» THE REQUEST
Find the word "Transmittance" in the listing; pull out each line holding it.

» DATA LINES

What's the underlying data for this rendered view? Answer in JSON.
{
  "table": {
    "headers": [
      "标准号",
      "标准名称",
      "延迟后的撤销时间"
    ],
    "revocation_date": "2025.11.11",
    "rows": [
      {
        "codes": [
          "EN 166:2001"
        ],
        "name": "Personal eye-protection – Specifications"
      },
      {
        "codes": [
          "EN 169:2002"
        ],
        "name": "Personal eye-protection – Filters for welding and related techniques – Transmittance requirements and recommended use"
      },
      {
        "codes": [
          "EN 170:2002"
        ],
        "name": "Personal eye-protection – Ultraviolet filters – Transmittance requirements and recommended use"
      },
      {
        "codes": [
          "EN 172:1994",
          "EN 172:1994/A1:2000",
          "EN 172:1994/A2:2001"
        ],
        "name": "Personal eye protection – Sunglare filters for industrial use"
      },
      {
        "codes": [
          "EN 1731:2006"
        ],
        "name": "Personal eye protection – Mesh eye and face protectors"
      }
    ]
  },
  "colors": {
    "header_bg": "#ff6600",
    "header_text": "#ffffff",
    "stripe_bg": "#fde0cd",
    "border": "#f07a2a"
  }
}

» WRITTEN ANSWER
        "name": "Personal eye-protection – Filters for welding and related techniques – Transmittance requirements and recommended use"
        "name": "Personal eye-protection – Ultraviolet filters – Transmittance requirements and recommended use"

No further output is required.